## What needs to be done
Please quote the material exactly, every line of it.

## Task input
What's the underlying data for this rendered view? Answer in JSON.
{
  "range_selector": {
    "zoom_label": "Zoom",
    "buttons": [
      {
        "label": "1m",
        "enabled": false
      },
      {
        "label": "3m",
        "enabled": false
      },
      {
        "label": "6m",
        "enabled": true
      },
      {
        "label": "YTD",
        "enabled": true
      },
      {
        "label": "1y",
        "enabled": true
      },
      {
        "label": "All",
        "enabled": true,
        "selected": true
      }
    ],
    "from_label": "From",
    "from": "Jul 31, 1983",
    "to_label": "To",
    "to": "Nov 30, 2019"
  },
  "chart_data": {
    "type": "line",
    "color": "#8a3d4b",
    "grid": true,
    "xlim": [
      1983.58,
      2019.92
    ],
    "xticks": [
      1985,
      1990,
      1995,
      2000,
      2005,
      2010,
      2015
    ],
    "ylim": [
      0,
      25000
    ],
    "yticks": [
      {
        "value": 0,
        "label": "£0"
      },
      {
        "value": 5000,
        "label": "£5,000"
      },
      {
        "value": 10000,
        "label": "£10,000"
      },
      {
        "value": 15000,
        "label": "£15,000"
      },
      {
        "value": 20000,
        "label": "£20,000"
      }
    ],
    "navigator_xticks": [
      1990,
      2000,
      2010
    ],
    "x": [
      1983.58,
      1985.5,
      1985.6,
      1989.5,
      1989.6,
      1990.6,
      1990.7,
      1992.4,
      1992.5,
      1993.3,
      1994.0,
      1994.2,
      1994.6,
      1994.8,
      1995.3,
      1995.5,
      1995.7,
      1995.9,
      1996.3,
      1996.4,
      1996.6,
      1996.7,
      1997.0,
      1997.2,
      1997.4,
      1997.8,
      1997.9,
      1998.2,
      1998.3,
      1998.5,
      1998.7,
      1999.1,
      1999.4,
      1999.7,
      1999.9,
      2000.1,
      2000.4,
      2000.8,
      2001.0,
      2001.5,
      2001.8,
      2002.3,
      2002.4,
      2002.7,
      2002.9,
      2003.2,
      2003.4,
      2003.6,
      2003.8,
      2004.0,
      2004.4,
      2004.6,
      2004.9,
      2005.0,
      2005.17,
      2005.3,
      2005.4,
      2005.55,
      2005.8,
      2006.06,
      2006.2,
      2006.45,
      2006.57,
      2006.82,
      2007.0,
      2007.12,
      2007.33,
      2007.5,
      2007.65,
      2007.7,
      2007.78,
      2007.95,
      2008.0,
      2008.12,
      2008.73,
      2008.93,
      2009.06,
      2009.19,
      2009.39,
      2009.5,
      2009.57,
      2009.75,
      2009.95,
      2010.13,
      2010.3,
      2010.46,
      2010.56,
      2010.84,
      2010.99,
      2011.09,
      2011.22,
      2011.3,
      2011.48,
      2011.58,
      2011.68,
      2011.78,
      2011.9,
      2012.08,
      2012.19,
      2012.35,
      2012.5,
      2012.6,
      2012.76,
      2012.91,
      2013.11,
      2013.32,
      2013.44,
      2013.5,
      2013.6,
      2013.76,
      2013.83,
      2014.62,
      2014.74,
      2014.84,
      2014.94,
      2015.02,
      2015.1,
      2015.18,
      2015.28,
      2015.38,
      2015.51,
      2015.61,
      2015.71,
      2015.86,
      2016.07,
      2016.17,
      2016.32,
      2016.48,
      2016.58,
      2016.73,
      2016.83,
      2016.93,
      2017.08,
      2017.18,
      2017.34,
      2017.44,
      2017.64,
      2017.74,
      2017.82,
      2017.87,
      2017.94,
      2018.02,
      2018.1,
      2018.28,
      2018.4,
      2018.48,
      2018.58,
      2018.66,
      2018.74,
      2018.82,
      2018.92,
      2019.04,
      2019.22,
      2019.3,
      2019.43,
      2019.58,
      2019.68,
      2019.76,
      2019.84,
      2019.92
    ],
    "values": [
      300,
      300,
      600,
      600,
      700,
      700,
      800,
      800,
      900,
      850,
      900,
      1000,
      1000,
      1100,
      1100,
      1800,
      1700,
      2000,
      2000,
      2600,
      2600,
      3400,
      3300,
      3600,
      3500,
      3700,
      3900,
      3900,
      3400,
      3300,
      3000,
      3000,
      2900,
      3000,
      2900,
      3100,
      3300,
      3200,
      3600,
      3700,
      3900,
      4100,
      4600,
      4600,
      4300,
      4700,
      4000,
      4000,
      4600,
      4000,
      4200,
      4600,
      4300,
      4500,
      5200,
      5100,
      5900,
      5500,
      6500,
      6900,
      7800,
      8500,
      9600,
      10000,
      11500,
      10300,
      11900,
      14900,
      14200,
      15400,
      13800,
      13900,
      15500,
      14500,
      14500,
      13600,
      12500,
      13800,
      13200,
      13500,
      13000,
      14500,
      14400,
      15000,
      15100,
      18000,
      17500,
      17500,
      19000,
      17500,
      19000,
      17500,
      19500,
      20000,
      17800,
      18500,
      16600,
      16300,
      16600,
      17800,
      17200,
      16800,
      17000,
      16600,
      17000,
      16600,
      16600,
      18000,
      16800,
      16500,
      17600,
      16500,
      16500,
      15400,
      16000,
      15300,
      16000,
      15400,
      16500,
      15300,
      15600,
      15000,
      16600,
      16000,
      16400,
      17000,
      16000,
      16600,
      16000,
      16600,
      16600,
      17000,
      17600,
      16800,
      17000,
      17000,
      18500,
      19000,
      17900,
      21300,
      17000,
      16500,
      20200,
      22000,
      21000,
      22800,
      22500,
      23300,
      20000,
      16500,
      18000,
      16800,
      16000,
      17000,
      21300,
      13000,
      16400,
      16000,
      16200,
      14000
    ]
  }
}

## Answer in full
What's the underlying data for this rendered view? Answer in JSON.
{
  "range_selector": {
    "zoom_label": "Zoom",
    "buttons": [
      {
        "label": "1m",
        "enabled": false
      },
      {
        "label": "3m",
        "enabled": false
      },
      {
        "label": "6m",
        "enabled": true
      },
      {
        "label": "YTD",
        "enabled": true
      },
      {
        "label": "1y",
        "enabled": true
      },
      {
        "label": "All",
        "enabled": true,
        "selected": true
      }
    ],
    "from_label": "From",
    "from": "Jul 31, 1983",
    "to_label": "To",
    "to": "Nov 30, 2019"
  },
  "chart_data": {
    "type": "line",
    "color": "#8a3d4b",
    "grid": true,
    "xlim": [
      1983.58,
      2019.92
    ],
    "xticks": [
      1985,
      1990,
      1995,
      2000,
      2005,
      2010,
      2015
    ],
    "ylim": [
      0,
      25000
    ],
    "yticks": [
      {
        "value": 0,
        "label": "£0"
      },
      {
        "value": 5000,
        "label": "£5,000"
      },
      {
        "value": 10000,
        "label": "£10,000"
      },
      {
        "value": 15000,
        "label": "£15,000"
      },
      {
        "value": 20000,
        "label": "£20,000"
      }
    ],
    "navigator_xticks": [
      1990,
      2000,
      2010
    ],
    "x": [
      1983.58,
      1985.5,
      1985.6,
      1989.5,
      1989.6,
      1990.6,
      1990.7,
      1992.4,
      1992.5,
      1993.3,
      1994.0,
      1994.2,
      1994.6,
      1994.8,
      1995.3,
      1995.5,
      1995.7,
      1995.9,
      1996.3,
      1996.4,
      1996.6,
      1996.7,
      1997.0,
      1997.2,
      1997.4,
      1997.8,
      1997.9,
      1998.2,
      1998.3,
      1998.5,
      1998.7,
      1999.1,
      1999.4,
      1999.7,
      1999.9,
      2000.1,
      2000.4,
      2000.8,
      2001.0,
      2001.5,
      2001.8,
      2002.3,
      2002.4,
      2002.7,
      2002.9,
      2003.2,
      2003.4,
      2003.6,
      2003.8,
      2004.0,
      2004.4,
      2004.6,
      2004.9,
      2005.0,
      2005.17,
      2005.3,
      2005.4,
      2005.55,
      2005.8,
      2006.06,
      2006.2,
      2006.45,
      2006.57,
      2006.82,
      2007.0,
      2007.12,
      2007.33,
      2007.5,
      2007.65,
      2007.7,
      2007.78,
      2007.95,
      2008.0,
      2008.12,
      2008.73,
      2008.93,
      2009.06,
      2009.19,
      2009.39,
      2009.5,
      2009.57,
      2009.75,
      2009.95,
      2010.13,
      2010.3,
      2010.46,
      2010.56,
      2010.84,
      2010.99,
      2011.09,
      2011.22,
      2011.3,
      2011.48,
      2011.58,
      2011.68,
      2011.78,
      2011.9,
      2012.08,
      2012.19,
      2012.35,
      2012.5,
      2012.6,
      2012.76,
      2012.91,
      2013.11,
      2013.32,
      2013.44,
      2013.5,
      2013.6,
      2013.76,
      2013.83,
      2014.62,
      2014.74,
      2014.84,
      2014.94,
      2015.02,
      2015.1,
      2015.18,
      2015.28,
      2015.38,
      2015.51,
      2015.61,
      2015.71,
      2015.86,
      2016.07,
      2016.17,
      2016.32,
      2016.48,
      2016.58,
      2016.73,
      2016.83,
      2016.93,
      2017.08,
      2017.18,
      2017.34,
      2017.44,
      2017.64,
      2017.74,
      2017.82,
      2017.87,
      2017.94,
      2018.02,
      2018.1,
      2018.28,
      2018.4,
      2018.48,
      2018.58,
      2018.66,
      2018.74,
      2018.82,
      2018.92,
      2019.04,
      2019.22,
      2019.3,
      2019.43,
      2019.58,
      2019.68,
      2019.76,
      2019.84,
      2019.92
    ],
    "values": [
      300,
      300,
      600,
      600,
      700,
      700,
      800,
      800,
      900,
      850,
      900,
      1000,
      1000,
      1100,
      1100,
      1800,
      1700,
      2000,
      2000,
      2600,
      2600,
      3400,
      3300,
      3600,
      3500,
      3700,
      3900,
      3900,
      3400,
      3300,
      3000,
      3000,
      2900,
      3000,
      2900,
      3100,
      3300,
      3200,
      3600,
      3700,
      3900,
      4100,
      4600,
      4600,
      4300,
      4700,
      4000,
      4000,
      4600,
      4000,
      4200,
      4600,
      4300,
      4500,
      5200,
      5100,
      5900,
      5500,
      6500,
      6900,
      7800,
      8500,
      9600,
      10000,
      11500,
      10300,
      11900,
      14900,
      14200,
      15400,
      13800,
      13900,
      15500,
      14500,
      14500,
      13600,
      12500,
      13800,
      13200,
      13500,
      13000,
      14500,
      14400,
      15000,
      15100,
      18000,
      17500,
      17500,
      19000,
      17500,
      19000,
      17500,
      19500,
      20000,
      17800,
      18500,
      16600,
      16300,
      16600,
      17800,
      17200,
      16800,
      17000,
      16600,
      17000,
      16600,
      16600,
      18000,
      16800,
      16500,
      17600,
      16500,
      16500,
      15400,
      16000,
      15300,
      16000,
      15400,
      16500,
      15300,
      15600,
      15000,
      16600,
      16000,
      16400,
      17000,
      16000,
      16600,
      16000,
      16600,
      16600,
      17000,
      17600,
      16800,
      17000,
      17000,
      18500,
      19000,
      17900,
      21300,
      17000,
      16500,
      20200,
      22000,
      21000,
      22800,
      22500,
      23300,
      20000,
      16500,
      18000,
      16800,
      16000,
      17000,
      21300,
      13000,
      16400,
      16000,
      16200,
      14000
    ]
  }
}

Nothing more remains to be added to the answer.